Gather all lines in the entries that include the word "swiss".

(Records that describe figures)
>> Start

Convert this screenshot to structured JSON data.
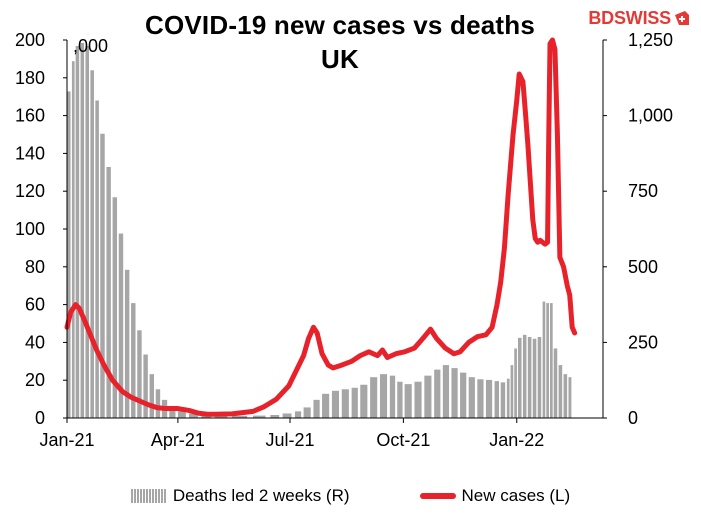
{
  "header": {
    "title_line1": "COVID-19 new cases vs deaths",
    "title_line2": "UK",
    "unit_note": ",000"
  },
  "logo": {
    "bd": "BD",
    "swiss": "SWISS",
    "mark_icon": "swiss-cross-flag-icon",
    "color": "#e53935"
  },
  "legend": {
    "deaths_label": "Deaths led 2 weeks (R)",
    "cases_label": "New cases (L)"
  },
  "colors": {
    "cases_line": "#e8222a",
    "deaths_bars": "#a6a6a6",
    "axis": "#000000"
  },
  "chart_data": {
    "type": "bar+line",
    "title": "COVID-19 new cases vs deaths UK",
    "x_ticks": [
      "Jan-21",
      "Apr-21",
      "Jul-21",
      "Oct-21",
      "Jan-22"
    ],
    "x_tick_dates": [
      "2021-01-01",
      "2021-04-01",
      "2021-07-01",
      "2021-10-01",
      "2022-01-01"
    ],
    "x_range": [
      "2021-01-01",
      "2022-03-12"
    ],
    "left_axis": {
      "label": ",000",
      "ylim": [
        0,
        200
      ],
      "ticks": [
        0,
        20,
        40,
        60,
        80,
        100,
        120,
        140,
        160,
        180,
        200
      ]
    },
    "right_axis": {
      "ylim": [
        0,
        1250
      ],
      "ticks": [
        0,
        250,
        500,
        750,
        1000,
        1250
      ],
      "tick_labels": [
        "0",
        "250",
        "500",
        "750",
        "1,000",
        "1,250"
      ]
    },
    "grid": false,
    "legend_position": "bottom",
    "series": [
      {
        "name": "Deaths led 2 weeks (R)",
        "kind": "bar",
        "axis": "right",
        "points": [
          [
            "2021-01-01",
            1080
          ],
          [
            "2021-01-05",
            1180
          ],
          [
            "2021-01-08",
            1230
          ],
          [
            "2021-01-12",
            1240
          ],
          [
            "2021-01-16",
            1230
          ],
          [
            "2021-01-20",
            1150
          ],
          [
            "2021-01-24",
            1050
          ],
          [
            "2021-01-28",
            940
          ],
          [
            "2021-02-02",
            830
          ],
          [
            "2021-02-07",
            730
          ],
          [
            "2021-02-12",
            610
          ],
          [
            "2021-02-17",
            490
          ],
          [
            "2021-02-22",
            380
          ],
          [
            "2021-02-27",
            290
          ],
          [
            "2021-03-04",
            210
          ],
          [
            "2021-03-09",
            145
          ],
          [
            "2021-03-14",
            95
          ],
          [
            "2021-03-19",
            60
          ],
          [
            "2021-03-25",
            35
          ],
          [
            "2021-04-01",
            22
          ],
          [
            "2021-04-10",
            14
          ],
          [
            "2021-04-20",
            10
          ],
          [
            "2021-05-01",
            8
          ],
          [
            "2021-05-15",
            7
          ],
          [
            "2021-06-01",
            8
          ],
          [
            "2021-06-15",
            10
          ],
          [
            "2021-06-25",
            15
          ],
          [
            "2021-07-05",
            22
          ],
          [
            "2021-07-12",
            35
          ],
          [
            "2021-07-20",
            60
          ],
          [
            "2021-07-27",
            80
          ],
          [
            "2021-08-04",
            90
          ],
          [
            "2021-08-12",
            95
          ],
          [
            "2021-08-20",
            100
          ],
          [
            "2021-08-27",
            110
          ],
          [
            "2021-09-04",
            135
          ],
          [
            "2021-09-12",
            145
          ],
          [
            "2021-09-20",
            140
          ],
          [
            "2021-09-26",
            120
          ],
          [
            "2021-10-02",
            112
          ],
          [
            "2021-10-10",
            120
          ],
          [
            "2021-10-18",
            140
          ],
          [
            "2021-10-26",
            160
          ],
          [
            "2021-11-02",
            175
          ],
          [
            "2021-11-09",
            165
          ],
          [
            "2021-11-16",
            150
          ],
          [
            "2021-11-23",
            135
          ],
          [
            "2021-11-30",
            128
          ],
          [
            "2021-12-07",
            126
          ],
          [
            "2021-12-14",
            122
          ],
          [
            "2021-12-19",
            118
          ],
          [
            "2021-12-24",
            130
          ],
          [
            "2021-12-27",
            175
          ],
          [
            "2021-12-30",
            230
          ],
          [
            "2022-01-02",
            265
          ],
          [
            "2022-01-06",
            275
          ],
          [
            "2022-01-10",
            268
          ],
          [
            "2022-01-14",
            262
          ],
          [
            "2022-01-18",
            268
          ],
          [
            "2022-01-22",
            385
          ],
          [
            "2022-01-25",
            380
          ],
          [
            "2022-01-28",
            380
          ],
          [
            "2022-01-31",
            230
          ],
          [
            "2022-02-04",
            175
          ],
          [
            "2022-02-08",
            145
          ],
          [
            "2022-02-12",
            135
          ]
        ]
      },
      {
        "name": "New cases (L)",
        "kind": "line",
        "axis": "left",
        "points": [
          [
            "2021-01-01",
            48
          ],
          [
            "2021-01-04",
            56
          ],
          [
            "2021-01-08",
            60
          ],
          [
            "2021-01-11",
            58
          ],
          [
            "2021-01-15",
            52
          ],
          [
            "2021-01-20",
            44
          ],
          [
            "2021-01-25",
            36
          ],
          [
            "2021-01-31",
            28
          ],
          [
            "2021-02-07",
            20
          ],
          [
            "2021-02-15",
            14
          ],
          [
            "2021-02-22",
            11
          ],
          [
            "2021-03-01",
            9
          ],
          [
            "2021-03-08",
            7
          ],
          [
            "2021-03-15",
            5.5
          ],
          [
            "2021-03-22",
            5
          ],
          [
            "2021-04-01",
            5
          ],
          [
            "2021-04-10",
            4
          ],
          [
            "2021-04-18",
            2.5
          ],
          [
            "2021-04-25",
            2
          ],
          [
            "2021-05-01",
            2
          ],
          [
            "2021-05-15",
            2.2
          ],
          [
            "2021-06-01",
            3.5
          ],
          [
            "2021-06-10",
            6
          ],
          [
            "2021-06-20",
            10
          ],
          [
            "2021-06-30",
            17
          ],
          [
            "2021-07-06",
            25
          ],
          [
            "2021-07-12",
            33
          ],
          [
            "2021-07-16",
            42
          ],
          [
            "2021-07-20",
            48
          ],
          [
            "2021-07-23",
            45
          ],
          [
            "2021-07-27",
            34
          ],
          [
            "2021-08-01",
            28
          ],
          [
            "2021-08-05",
            26.5
          ],
          [
            "2021-08-12",
            28
          ],
          [
            "2021-08-20",
            30
          ],
          [
            "2021-08-27",
            33
          ],
          [
            "2021-09-03",
            35
          ],
          [
            "2021-09-10",
            33
          ],
          [
            "2021-09-14",
            36
          ],
          [
            "2021-09-18",
            32
          ],
          [
            "2021-09-25",
            34
          ],
          [
            "2021-10-02",
            35
          ],
          [
            "2021-10-10",
            37
          ],
          [
            "2021-10-18",
            43
          ],
          [
            "2021-10-23",
            47
          ],
          [
            "2021-10-28",
            42
          ],
          [
            "2021-11-04",
            37
          ],
          [
            "2021-11-11",
            34
          ],
          [
            "2021-11-16",
            35
          ],
          [
            "2021-11-23",
            40
          ],
          [
            "2021-11-30",
            43
          ],
          [
            "2021-12-07",
            44
          ],
          [
            "2021-12-12",
            48
          ],
          [
            "2021-12-16",
            60
          ],
          [
            "2021-12-19",
            72
          ],
          [
            "2021-12-22",
            90
          ],
          [
            "2021-12-25",
            118
          ],
          [
            "2021-12-29",
            150
          ],
          [
            "2022-01-01",
            168
          ],
          [
            "2022-01-03",
            182
          ],
          [
            "2022-01-06",
            178
          ],
          [
            "2022-01-08",
            162
          ],
          [
            "2022-01-10",
            145
          ],
          [
            "2022-01-12",
            125
          ],
          [
            "2022-01-14",
            105
          ],
          [
            "2022-01-16",
            95
          ],
          [
            "2022-01-18",
            93
          ],
          [
            "2022-01-20",
            94
          ],
          [
            "2022-01-22",
            93
          ],
          [
            "2022-01-24",
            92
          ],
          [
            "2022-01-26",
            93
          ],
          [
            "2022-01-27",
            150
          ],
          [
            "2022-01-28",
            198
          ],
          [
            "2022-01-30",
            200
          ],
          [
            "2022-02-01",
            195
          ],
          [
            "2022-02-03",
            150
          ],
          [
            "2022-02-05",
            85
          ],
          [
            "2022-02-08",
            80
          ],
          [
            "2022-02-11",
            70
          ],
          [
            "2022-02-13",
            65
          ],
          [
            "2022-02-15",
            48
          ],
          [
            "2022-02-17",
            45
          ]
        ]
      }
    ]
  }
}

>> End

> Exercise solution:
    "swiss": "SWISS",
    "mark_icon": "swiss-cross-flag-icon",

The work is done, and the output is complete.